Item position entries
################

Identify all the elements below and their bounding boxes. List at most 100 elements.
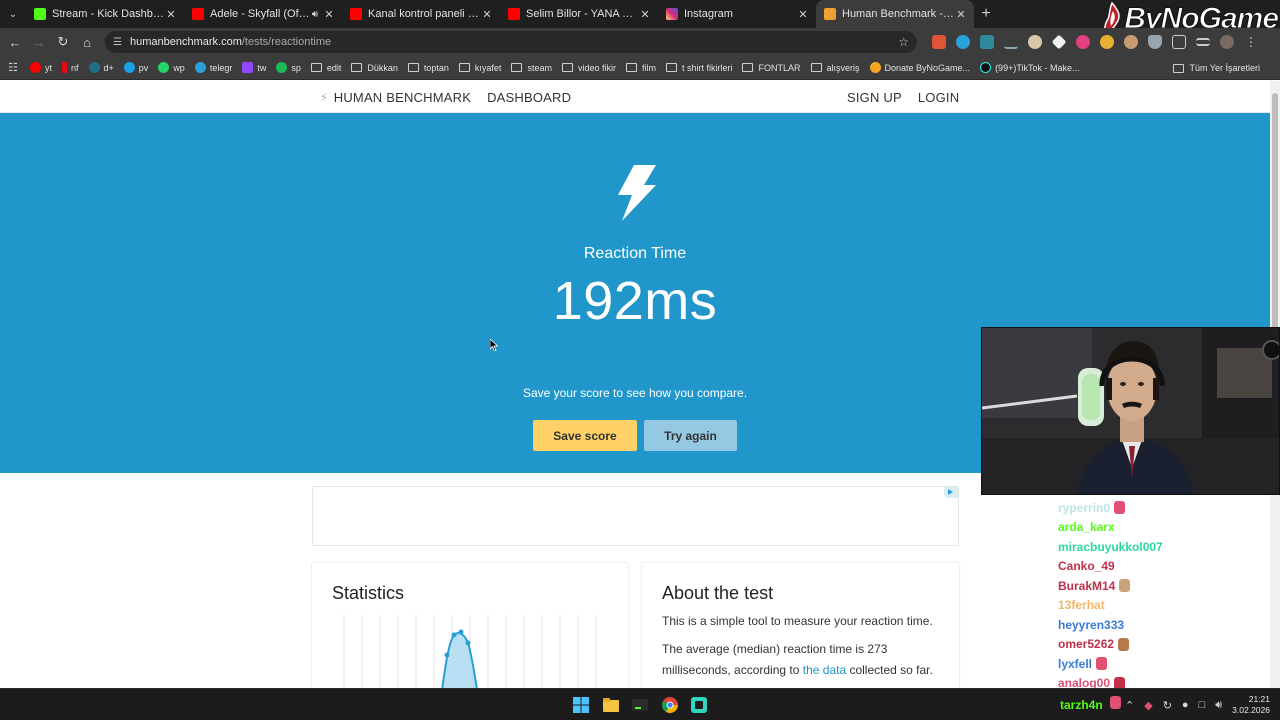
blue-extension-icon[interactable] <box>956 35 970 49</box>
bookmark-folder[interactable]: toptan <box>407 63 449 73</box>
emote-icon <box>1114 501 1126 515</box>
scrollbar-thumb[interactable] <box>1272 93 1278 333</box>
profile-avatar[interactable] <box>1220 35 1234 49</box>
bookmark-folder[interactable]: FONTLAR <box>742 63 801 73</box>
streamer-webcam-image <box>982 328 1279 494</box>
back-arrow-icon[interactable]: ← <box>3 30 27 54</box>
tray-app-icon[interactable]: ◆ <box>1144 699 1152 712</box>
chat-username: heyyren333 <box>1058 617 1125 632</box>
tab-list-icon[interactable] <box>1196 38 1210 46</box>
tiktok-icon <box>980 62 992 73</box>
bookmark-star-icon[interactable]: ☆ <box>898 35 909 49</box>
kebab-menu-icon[interactable]: ⋮ <box>1244 35 1258 49</box>
browser-tab[interactable]: Stream - Kick Dashboard ✕ <box>26 0 184 28</box>
adchoices-icon[interactable] <box>944 487 958 498</box>
bookmark-label: (99+)TikTok - Make... <box>995 62 1080 73</box>
ad-banner[interactable] <box>312 486 959 546</box>
apps-grid-icon[interactable]: ☷ <box>0 61 26 74</box>
stream-app-icon[interactable] <box>691 697 707 713</box>
reload-icon[interactable]: ↻ <box>51 30 75 54</box>
calendar-extension-icon[interactable] <box>932 35 946 49</box>
nav-home-link[interactable]: HUMAN BENCHMARK <box>334 90 471 105</box>
about-paragraph-2: The average (median) reaction time is 27… <box>662 639 947 681</box>
tab-close-icon[interactable]: ✕ <box>954 8 968 21</box>
bookmark-item[interactable]: wp <box>158 62 185 73</box>
puzzle-extensions-icon[interactable] <box>1172 35 1186 49</box>
emote-icon <box>1096 657 1108 671</box>
bookmark-folder[interactable]: alışveriş <box>810 63 860 73</box>
bookmark-item[interactable]: nf <box>62 62 79 73</box>
browser-tab[interactable]: Selim Billor - YANA YANA ft. Es ✕ <box>500 0 658 28</box>
bookmark-folder[interactable]: steam <box>511 63 552 73</box>
windows-start-icon[interactable] <box>573 697 589 713</box>
tab-label: Kanal kontrol paneli - YouTube <box>368 8 480 20</box>
tab-close-icon[interactable]: ✕ <box>638 8 652 21</box>
browser-tab[interactable]: Kanal kontrol paneli - YouTube ✕ <box>342 0 500 28</box>
mic-icon[interactable]: ● <box>1182 699 1189 711</box>
forward-arrow-icon[interactable]: → <box>27 30 51 54</box>
bookmark-label: tw <box>257 62 267 73</box>
sync-icon[interactable]: ↻ <box>1163 699 1172 712</box>
bookmark-item[interactable]: (99+)TikTok - Make... <box>980 62 1080 73</box>
bookmark-item[interactable]: sp <box>276 62 301 73</box>
diamond-extension-icon[interactable] <box>1051 34 1067 50</box>
chat-message: lyxfell <box>1058 654 1280 674</box>
bookmark-folder[interactable]: kıyafet <box>458 63 501 73</box>
address-bar[interactable]: ☰ humanbenchmark.com/tests/reactiontime … <box>105 31 917 53</box>
nav-dashboard-link[interactable]: DASHBOARD <box>487 90 571 105</box>
chevron-up-icon[interactable]: ⌃ <box>1125 699 1134 712</box>
nav-login-link[interactable]: LOGIN <box>918 90 959 105</box>
try-again-button[interactable]: Try again <box>644 420 737 451</box>
browser-tab[interactable]: Instagram ✕ <box>658 0 816 28</box>
volume-icon[interactable]: 🔊︎ <box>1215 699 1222 712</box>
url-path: /tests/reactiontime <box>241 36 332 48</box>
terminal-app-icon[interactable] <box>632 697 648 713</box>
browser-tab-active[interactable]: Human Benchmark - Reaction T ✕ <box>816 0 974 28</box>
network-icon[interactable]: □ <box>1199 699 1206 711</box>
nav-signup-link[interactable]: SIGN UP <box>847 90 902 105</box>
audio-playing-icon[interactable]: 🔊︎ <box>312 9 318 20</box>
bookmark-folder[interactable]: film <box>625 63 656 73</box>
system-tray: ⌃ ◆ ↻ ● □ 🔊︎ 21:21 3.02.2026 <box>1125 689 1270 720</box>
site-info-icon[interactable]: ☰ <box>113 37 122 48</box>
dash-extension-icon[interactable] <box>1004 35 1018 49</box>
bookmark-item[interactable]: pv <box>123 62 148 73</box>
bookmark-item[interactable]: telegr <box>194 62 233 73</box>
folder-icon <box>665 63 677 72</box>
emote-icon <box>1119 579 1131 593</box>
avatar-extension-icon[interactable] <box>1124 35 1138 49</box>
bookmark-label: wp <box>173 62 185 73</box>
new-tab-button[interactable]: + <box>974 5 998 23</box>
bookmark-folder[interactable]: Dükkan <box>351 63 398 73</box>
all-bookmarks-folder[interactable]: Tüm Yer İşaretleri <box>1173 56 1260 80</box>
browser-tab[interactable]: Adele - Skyfall (Official Lyric 🔊︎ ✕ <box>184 0 342 28</box>
tab-close-icon[interactable]: ✕ <box>322 8 336 21</box>
bookmark-item[interactable]: d+ <box>88 62 114 73</box>
chrome-icon[interactable] <box>662 697 678 713</box>
tab-close-icon[interactable]: ✕ <box>480 8 494 21</box>
system-clock[interactable]: 21:21 3.02.2026 <box>1232 694 1270 716</box>
home-icon[interactable]: ⌂ <box>75 30 99 54</box>
bookmark-folder[interactable]: t shirt fikirleri <box>665 63 732 73</box>
tab-close-icon[interactable]: ✕ <box>164 8 178 21</box>
the-data-link[interactable]: the data <box>803 663 846 677</box>
shield-extension-icon[interactable] <box>1148 35 1162 49</box>
bookmark-item[interactable]: tw <box>242 62 266 73</box>
save-score-button[interactable]: Save score <box>533 420 637 451</box>
spotify-icon <box>276 62 288 73</box>
chat-username: Canko_49 <box>1058 559 1115 574</box>
file-explorer-icon[interactable] <box>603 697 619 713</box>
about-paragraph-1: This is a simple tool to measure your re… <box>662 614 933 628</box>
tab-search-chevron-icon[interactable]: ⌄ <box>0 0 26 28</box>
pink-extension-icon[interactable] <box>1076 35 1090 49</box>
bookmark-folder[interactable]: video fikir <box>561 63 616 73</box>
bookmark-label: telegr <box>209 62 233 73</box>
screen-extension-icon[interactable] <box>980 35 994 49</box>
bookmark-folder[interactable]: edit <box>310 63 341 73</box>
about-text: collected so far. <box>849 663 933 677</box>
cream-extension-icon[interactable] <box>1028 35 1042 49</box>
tab-close-icon[interactable]: ✕ <box>796 8 810 21</box>
yellow-extension-icon[interactable] <box>1100 35 1114 49</box>
bookmark-item[interactable]: Donate ByNoGame... <box>869 62 970 73</box>
bookmark-item[interactable]: yt <box>30 62 52 73</box>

################

Request: Find every line in the items above that contains the string "tray", with case counting, and copy each of those lines in full.

Task answer:
tray-app-icon[interactable]: ◆ <box>1144 699 1152 712</box>
system-tray: ⌃ ◆ ↻ ● □ 🔊︎ 21:21 3.02.2026 <box>1125 689 1270 720</box>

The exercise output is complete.